**EXERCISE REQUIREMENTS:** List, from the lines below, each one with "face" in it.

Raw records:
######

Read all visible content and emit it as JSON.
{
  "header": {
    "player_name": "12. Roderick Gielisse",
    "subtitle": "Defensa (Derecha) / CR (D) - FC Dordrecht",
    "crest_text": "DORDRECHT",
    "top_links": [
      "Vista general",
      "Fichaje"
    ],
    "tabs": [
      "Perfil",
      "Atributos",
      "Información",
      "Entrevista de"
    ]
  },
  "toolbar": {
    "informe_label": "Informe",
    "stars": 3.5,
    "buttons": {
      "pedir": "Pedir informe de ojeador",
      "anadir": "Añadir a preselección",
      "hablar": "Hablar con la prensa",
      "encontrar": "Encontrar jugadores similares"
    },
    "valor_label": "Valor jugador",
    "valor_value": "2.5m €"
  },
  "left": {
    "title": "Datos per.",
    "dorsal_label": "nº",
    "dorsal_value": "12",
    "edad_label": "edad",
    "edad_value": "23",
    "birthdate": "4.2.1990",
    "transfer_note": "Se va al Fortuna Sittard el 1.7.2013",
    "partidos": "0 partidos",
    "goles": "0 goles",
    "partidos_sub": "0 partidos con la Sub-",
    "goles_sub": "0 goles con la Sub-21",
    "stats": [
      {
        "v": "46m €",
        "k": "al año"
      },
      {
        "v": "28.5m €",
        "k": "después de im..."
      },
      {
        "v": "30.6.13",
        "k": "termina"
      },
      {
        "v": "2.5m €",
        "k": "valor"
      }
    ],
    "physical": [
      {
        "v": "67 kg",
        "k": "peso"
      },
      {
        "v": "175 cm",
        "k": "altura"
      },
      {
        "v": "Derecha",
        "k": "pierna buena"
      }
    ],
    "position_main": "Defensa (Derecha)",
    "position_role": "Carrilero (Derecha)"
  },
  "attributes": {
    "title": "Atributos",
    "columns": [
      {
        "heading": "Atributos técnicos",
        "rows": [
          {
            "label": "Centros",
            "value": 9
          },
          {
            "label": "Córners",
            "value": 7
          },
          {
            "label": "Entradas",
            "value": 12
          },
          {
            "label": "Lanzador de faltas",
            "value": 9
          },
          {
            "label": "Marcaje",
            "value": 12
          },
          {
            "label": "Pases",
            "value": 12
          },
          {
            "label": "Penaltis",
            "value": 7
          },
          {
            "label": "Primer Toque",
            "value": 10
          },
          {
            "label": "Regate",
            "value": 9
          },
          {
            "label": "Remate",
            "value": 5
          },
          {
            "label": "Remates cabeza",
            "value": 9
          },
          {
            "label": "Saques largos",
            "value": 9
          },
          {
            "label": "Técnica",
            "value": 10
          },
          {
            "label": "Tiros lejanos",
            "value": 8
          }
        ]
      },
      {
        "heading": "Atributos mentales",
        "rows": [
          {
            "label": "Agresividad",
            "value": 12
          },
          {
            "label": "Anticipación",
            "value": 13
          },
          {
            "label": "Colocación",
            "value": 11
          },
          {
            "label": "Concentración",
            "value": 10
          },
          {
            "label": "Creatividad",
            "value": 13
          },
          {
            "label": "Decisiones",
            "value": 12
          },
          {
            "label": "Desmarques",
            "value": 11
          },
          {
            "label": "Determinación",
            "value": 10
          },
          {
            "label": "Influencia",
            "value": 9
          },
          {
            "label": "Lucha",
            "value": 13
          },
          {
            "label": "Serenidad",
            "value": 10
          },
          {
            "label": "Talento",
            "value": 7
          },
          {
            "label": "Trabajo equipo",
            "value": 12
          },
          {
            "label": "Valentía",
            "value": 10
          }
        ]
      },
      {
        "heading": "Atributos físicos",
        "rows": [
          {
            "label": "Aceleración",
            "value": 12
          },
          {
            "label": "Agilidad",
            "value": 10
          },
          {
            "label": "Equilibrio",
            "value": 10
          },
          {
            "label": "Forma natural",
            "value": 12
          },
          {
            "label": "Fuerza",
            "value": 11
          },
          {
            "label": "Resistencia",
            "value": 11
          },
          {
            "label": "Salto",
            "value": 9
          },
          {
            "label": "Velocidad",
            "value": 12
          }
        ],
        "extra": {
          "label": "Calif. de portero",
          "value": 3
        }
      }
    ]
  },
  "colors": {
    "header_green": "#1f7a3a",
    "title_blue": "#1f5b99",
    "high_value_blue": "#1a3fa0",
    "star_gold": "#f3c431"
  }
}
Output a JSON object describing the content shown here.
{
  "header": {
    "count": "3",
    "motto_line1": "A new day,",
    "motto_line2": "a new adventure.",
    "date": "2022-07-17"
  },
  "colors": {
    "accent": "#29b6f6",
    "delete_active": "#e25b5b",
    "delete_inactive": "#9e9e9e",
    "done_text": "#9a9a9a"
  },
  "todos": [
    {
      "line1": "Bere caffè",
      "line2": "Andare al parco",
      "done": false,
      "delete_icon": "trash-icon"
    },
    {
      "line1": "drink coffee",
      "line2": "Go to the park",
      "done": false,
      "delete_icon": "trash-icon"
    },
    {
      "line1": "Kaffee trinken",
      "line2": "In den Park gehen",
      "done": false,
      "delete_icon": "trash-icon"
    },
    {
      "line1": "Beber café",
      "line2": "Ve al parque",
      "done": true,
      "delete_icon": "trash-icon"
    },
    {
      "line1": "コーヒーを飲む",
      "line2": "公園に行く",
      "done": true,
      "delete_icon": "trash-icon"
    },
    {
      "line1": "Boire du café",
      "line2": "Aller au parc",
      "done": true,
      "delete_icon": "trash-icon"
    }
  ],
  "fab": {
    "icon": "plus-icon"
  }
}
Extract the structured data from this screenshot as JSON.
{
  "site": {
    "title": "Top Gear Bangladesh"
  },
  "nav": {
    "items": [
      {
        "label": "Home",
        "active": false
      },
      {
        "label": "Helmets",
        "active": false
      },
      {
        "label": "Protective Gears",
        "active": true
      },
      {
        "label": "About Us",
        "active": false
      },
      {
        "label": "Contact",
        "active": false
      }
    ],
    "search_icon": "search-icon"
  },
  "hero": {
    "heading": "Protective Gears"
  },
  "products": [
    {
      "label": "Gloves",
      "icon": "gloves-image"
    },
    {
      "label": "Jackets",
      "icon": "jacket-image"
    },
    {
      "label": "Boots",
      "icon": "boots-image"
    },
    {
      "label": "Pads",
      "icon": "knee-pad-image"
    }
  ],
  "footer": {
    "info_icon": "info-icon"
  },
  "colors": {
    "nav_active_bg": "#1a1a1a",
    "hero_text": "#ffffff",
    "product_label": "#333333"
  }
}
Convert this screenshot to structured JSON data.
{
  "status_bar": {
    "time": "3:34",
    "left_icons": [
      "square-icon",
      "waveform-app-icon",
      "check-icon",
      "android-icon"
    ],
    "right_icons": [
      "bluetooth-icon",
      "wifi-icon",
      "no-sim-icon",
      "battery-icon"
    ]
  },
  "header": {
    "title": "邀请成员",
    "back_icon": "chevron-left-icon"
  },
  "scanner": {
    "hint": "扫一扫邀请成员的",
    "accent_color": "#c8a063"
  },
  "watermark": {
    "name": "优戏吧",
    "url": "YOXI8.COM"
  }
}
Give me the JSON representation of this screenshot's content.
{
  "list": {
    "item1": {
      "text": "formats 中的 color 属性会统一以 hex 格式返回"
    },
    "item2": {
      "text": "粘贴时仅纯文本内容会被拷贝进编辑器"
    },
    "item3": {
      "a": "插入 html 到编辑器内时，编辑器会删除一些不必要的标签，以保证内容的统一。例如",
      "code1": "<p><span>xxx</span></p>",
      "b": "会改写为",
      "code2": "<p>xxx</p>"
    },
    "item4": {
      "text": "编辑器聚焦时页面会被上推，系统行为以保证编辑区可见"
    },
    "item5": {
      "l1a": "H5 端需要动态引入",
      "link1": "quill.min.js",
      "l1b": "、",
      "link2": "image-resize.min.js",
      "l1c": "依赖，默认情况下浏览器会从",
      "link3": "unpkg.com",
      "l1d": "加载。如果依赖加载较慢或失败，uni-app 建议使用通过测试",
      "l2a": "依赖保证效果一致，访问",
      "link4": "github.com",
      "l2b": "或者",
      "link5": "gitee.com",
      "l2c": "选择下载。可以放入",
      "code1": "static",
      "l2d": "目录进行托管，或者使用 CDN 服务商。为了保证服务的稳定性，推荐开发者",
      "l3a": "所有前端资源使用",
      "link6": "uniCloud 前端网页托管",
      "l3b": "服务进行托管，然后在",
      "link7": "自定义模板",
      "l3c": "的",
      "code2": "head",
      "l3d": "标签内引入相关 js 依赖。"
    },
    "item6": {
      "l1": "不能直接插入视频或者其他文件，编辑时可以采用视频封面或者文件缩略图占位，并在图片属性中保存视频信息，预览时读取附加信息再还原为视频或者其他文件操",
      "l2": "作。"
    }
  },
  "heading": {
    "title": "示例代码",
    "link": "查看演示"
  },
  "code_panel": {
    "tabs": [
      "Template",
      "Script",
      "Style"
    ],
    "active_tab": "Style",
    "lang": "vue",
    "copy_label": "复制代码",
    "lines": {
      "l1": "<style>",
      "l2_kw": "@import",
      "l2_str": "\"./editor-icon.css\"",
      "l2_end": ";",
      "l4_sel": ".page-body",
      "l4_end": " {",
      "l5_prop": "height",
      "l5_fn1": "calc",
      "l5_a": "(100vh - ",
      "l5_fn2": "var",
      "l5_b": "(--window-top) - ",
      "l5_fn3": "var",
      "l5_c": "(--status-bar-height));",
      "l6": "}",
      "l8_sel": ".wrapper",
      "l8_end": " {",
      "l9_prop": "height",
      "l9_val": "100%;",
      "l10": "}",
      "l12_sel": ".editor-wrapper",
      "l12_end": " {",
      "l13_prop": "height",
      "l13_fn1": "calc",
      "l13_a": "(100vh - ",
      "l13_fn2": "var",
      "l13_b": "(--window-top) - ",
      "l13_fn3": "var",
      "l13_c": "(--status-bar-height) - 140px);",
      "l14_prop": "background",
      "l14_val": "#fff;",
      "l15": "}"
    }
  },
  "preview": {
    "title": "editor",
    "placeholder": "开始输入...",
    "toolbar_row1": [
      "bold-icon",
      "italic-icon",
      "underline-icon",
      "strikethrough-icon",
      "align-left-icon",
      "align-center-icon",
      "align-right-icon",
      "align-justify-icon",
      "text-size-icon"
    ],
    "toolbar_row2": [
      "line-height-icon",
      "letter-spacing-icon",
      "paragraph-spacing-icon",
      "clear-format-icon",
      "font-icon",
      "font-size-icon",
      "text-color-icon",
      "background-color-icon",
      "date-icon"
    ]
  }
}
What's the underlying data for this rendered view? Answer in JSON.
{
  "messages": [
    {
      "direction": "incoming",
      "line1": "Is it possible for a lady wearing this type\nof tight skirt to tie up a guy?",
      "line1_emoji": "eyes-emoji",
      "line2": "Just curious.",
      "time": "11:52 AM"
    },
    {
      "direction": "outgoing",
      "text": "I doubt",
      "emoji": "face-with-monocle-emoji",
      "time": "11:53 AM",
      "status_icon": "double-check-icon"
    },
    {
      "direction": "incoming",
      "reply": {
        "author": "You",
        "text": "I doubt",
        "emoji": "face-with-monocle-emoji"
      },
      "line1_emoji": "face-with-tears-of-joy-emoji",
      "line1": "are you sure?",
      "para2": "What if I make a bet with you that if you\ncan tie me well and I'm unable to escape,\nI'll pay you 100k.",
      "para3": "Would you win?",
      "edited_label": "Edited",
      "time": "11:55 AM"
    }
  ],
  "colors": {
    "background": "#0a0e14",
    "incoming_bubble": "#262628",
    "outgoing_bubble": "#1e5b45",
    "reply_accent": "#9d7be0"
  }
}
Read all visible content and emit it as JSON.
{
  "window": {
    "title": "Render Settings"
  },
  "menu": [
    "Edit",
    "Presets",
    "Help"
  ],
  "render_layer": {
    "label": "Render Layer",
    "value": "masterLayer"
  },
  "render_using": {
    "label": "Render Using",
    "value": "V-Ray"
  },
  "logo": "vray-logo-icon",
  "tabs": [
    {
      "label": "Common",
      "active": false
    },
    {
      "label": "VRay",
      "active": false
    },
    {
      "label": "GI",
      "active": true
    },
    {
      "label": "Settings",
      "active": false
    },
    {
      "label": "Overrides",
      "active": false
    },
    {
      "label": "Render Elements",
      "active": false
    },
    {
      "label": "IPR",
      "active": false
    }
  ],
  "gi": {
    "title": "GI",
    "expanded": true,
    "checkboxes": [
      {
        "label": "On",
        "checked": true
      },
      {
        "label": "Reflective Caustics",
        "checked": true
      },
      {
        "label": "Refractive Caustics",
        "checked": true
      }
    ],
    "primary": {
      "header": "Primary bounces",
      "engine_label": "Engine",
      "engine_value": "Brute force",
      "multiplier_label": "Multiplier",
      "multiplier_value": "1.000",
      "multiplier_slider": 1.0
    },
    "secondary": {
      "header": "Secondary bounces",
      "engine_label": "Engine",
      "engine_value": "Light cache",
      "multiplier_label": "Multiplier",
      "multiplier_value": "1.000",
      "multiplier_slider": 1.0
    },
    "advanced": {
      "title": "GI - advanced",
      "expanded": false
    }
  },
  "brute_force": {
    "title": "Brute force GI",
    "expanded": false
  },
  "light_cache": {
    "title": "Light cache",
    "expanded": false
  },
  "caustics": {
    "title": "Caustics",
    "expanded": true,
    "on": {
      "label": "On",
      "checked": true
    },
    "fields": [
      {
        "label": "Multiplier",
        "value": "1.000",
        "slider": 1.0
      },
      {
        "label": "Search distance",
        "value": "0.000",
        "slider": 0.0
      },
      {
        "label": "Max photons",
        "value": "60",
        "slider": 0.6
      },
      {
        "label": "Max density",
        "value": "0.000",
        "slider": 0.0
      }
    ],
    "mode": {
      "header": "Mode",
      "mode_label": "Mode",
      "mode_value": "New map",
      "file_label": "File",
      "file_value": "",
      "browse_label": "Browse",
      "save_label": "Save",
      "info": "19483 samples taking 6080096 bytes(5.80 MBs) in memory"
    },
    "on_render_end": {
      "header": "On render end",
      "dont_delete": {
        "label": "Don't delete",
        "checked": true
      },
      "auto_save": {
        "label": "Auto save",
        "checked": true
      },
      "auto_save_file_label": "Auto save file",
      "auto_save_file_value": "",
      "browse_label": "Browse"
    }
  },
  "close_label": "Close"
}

######

**RESULT FOR THIS EXERCISE:**
      "emoji": "face-with-monocle-emoji",
        "emoji": "face-with-monocle-emoji"
      "line1_emoji": "face-with-tears-of-joy-emoji",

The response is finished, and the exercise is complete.